# RECORDS start
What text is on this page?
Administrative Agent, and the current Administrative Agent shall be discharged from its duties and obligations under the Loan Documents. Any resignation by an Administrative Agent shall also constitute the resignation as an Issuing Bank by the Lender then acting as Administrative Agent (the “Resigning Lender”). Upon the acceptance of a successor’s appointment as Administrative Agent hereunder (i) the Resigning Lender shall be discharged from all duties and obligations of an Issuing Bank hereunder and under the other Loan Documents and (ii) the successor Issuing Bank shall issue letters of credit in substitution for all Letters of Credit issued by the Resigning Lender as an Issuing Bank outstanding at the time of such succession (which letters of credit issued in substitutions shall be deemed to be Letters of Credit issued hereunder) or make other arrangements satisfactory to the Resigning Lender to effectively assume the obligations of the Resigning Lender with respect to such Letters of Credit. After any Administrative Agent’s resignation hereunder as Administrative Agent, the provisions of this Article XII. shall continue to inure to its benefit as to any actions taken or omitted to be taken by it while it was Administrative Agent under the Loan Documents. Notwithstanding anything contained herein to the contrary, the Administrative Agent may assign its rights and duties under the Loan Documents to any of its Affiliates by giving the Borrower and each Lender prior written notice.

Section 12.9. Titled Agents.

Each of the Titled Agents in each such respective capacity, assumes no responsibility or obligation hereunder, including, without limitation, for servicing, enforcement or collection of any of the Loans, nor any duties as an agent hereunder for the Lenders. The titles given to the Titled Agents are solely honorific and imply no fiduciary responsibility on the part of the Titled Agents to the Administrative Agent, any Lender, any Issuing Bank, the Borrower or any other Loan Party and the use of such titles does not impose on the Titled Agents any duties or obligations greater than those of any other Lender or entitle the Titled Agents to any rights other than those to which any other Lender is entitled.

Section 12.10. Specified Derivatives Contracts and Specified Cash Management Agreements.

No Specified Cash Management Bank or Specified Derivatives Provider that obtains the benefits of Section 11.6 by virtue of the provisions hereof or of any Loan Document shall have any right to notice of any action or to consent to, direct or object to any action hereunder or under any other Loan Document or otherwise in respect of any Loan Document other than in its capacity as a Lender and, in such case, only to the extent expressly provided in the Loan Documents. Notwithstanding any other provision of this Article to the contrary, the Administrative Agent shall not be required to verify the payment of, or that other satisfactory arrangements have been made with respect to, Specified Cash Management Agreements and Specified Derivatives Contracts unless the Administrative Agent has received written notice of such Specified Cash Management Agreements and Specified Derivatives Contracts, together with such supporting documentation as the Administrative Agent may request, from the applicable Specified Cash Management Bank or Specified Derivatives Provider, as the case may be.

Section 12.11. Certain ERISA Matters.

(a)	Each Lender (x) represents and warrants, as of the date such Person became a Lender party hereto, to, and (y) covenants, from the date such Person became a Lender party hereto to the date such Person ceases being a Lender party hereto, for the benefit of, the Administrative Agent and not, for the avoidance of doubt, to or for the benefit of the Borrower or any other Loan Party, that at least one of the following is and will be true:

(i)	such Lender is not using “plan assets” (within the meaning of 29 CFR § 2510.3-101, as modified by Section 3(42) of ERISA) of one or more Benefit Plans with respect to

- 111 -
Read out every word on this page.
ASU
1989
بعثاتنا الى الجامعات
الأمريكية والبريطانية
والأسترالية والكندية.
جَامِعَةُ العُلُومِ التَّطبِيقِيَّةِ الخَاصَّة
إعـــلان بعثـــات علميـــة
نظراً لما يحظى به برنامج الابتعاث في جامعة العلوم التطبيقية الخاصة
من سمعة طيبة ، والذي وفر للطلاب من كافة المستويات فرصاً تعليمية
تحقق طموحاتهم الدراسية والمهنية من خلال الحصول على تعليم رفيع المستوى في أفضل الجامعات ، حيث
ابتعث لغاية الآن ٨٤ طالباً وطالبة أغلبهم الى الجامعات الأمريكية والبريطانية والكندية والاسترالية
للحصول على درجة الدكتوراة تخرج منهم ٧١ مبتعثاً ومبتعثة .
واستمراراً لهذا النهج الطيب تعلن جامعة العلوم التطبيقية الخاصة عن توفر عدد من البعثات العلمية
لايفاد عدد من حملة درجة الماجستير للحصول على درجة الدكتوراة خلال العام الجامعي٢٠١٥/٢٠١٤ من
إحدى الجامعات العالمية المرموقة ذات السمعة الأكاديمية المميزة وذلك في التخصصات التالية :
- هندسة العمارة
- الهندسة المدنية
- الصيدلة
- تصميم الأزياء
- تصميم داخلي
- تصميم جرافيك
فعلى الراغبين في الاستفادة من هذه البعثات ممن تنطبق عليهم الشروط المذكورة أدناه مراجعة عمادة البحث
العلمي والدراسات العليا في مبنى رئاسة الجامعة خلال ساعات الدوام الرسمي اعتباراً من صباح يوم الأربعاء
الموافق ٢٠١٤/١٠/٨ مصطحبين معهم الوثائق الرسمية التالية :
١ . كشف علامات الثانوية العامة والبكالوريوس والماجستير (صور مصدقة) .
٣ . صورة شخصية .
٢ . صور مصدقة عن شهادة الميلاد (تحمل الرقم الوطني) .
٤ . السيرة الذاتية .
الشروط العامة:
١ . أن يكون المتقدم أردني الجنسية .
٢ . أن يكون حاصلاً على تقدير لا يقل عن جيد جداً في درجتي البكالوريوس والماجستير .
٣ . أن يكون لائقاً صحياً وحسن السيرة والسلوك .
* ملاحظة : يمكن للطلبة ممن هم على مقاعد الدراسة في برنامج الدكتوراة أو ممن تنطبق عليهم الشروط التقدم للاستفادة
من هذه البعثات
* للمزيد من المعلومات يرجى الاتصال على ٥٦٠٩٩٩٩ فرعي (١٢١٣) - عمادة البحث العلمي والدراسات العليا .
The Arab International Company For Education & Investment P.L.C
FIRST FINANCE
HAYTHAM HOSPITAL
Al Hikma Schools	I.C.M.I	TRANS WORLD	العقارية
# RECORDS end
** INSTRUCTIONS TO FOLLOW **
What is the number of lines in this listing that contain the word "تصميم"? Answer with that number and nothing else.

** FULL ANSWER **
3